Given records:

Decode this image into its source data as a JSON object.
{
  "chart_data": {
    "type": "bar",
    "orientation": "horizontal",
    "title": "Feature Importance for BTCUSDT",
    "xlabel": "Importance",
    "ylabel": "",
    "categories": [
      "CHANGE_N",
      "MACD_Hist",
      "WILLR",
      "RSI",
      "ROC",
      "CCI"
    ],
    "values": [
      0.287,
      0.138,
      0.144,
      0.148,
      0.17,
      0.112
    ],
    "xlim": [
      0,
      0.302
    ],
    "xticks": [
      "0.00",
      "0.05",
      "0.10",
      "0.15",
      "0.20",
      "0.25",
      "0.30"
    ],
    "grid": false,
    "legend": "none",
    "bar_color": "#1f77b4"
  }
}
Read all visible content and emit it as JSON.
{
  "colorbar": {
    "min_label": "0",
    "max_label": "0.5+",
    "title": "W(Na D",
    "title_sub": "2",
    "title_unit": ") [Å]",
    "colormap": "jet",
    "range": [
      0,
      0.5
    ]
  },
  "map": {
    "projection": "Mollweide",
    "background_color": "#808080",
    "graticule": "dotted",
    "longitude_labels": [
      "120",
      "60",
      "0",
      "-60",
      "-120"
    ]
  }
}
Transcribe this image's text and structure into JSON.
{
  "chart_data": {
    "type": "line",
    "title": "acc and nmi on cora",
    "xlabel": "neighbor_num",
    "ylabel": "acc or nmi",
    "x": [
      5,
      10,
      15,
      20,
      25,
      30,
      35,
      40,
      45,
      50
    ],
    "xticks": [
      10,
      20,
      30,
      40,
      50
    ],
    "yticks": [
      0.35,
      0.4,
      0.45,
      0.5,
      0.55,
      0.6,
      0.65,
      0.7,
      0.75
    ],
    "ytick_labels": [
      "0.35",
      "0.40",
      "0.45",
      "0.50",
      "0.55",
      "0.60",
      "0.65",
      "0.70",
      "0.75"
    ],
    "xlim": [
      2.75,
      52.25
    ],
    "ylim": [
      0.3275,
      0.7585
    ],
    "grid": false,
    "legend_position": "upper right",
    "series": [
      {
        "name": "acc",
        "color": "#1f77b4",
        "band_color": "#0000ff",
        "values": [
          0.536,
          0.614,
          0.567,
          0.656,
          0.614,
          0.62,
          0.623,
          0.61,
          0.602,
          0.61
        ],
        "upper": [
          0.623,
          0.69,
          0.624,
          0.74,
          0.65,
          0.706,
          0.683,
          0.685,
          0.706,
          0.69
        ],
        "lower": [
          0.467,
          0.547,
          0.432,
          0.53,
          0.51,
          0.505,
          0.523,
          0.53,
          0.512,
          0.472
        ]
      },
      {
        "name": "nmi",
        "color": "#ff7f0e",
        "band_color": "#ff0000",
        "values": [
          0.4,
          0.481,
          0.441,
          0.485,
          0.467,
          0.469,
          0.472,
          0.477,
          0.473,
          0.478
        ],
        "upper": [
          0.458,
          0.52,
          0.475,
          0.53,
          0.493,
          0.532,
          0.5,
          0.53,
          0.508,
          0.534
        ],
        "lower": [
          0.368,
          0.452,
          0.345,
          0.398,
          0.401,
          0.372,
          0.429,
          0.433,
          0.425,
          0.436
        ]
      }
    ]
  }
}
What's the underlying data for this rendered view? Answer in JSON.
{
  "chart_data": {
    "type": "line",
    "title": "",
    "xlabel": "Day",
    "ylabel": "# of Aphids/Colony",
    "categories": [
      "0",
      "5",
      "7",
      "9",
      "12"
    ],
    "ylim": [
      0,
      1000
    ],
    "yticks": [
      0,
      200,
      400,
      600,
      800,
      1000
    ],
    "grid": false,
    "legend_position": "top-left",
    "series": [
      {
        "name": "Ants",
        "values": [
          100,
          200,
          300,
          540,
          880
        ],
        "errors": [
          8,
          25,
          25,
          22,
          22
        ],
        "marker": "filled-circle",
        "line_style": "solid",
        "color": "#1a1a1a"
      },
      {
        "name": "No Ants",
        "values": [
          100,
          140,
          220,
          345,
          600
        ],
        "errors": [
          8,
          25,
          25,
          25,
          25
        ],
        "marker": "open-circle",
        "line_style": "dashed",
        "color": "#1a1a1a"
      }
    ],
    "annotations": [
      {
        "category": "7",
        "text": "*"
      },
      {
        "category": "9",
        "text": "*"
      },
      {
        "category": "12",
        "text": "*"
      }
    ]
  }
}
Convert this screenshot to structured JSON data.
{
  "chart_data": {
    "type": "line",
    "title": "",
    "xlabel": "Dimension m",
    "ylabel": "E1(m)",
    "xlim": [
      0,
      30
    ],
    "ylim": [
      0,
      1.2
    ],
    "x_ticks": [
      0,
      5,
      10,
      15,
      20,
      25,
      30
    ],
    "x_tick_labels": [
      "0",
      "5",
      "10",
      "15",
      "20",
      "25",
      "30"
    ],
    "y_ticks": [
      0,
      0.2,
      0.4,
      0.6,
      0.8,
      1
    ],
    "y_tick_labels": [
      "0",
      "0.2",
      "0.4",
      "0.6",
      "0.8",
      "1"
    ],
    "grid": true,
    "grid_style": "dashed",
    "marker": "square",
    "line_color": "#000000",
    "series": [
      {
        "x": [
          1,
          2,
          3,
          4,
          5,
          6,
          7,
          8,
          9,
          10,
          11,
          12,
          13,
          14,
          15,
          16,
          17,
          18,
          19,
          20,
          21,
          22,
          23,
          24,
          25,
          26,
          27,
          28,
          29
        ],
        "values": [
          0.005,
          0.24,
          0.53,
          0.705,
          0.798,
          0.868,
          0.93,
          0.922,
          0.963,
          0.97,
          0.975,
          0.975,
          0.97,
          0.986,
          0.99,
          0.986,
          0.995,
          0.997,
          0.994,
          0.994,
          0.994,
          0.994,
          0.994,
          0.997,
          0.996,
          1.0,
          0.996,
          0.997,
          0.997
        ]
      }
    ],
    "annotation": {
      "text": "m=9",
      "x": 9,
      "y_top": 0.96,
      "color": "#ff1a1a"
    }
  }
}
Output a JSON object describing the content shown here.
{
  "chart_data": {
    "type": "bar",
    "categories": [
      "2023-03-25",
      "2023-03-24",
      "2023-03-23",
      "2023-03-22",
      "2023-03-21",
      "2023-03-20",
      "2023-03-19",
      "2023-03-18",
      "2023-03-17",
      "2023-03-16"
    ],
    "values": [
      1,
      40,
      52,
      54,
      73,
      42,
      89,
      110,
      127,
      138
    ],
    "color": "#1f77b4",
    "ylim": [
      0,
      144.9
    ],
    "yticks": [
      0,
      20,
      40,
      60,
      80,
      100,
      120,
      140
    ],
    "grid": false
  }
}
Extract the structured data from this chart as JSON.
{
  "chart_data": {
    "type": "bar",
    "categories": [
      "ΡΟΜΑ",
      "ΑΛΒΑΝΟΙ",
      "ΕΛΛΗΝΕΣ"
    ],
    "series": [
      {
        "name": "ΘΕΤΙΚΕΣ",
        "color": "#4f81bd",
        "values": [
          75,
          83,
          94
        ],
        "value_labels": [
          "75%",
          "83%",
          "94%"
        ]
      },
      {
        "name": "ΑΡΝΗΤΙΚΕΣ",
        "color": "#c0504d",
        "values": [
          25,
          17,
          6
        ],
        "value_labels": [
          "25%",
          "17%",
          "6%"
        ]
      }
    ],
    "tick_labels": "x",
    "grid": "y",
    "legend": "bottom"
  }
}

Task directions:
Go through the material above and copy each line that has the word "this".

Task result:
Decode this image into its source data as a JSON object.
Transcribe this image's text and structure into JSON.
What's the underlying data for this rendered view? Answer in JSON.
Convert this screenshot to structured JSON data.
Extract the structured data from this chart as JSON.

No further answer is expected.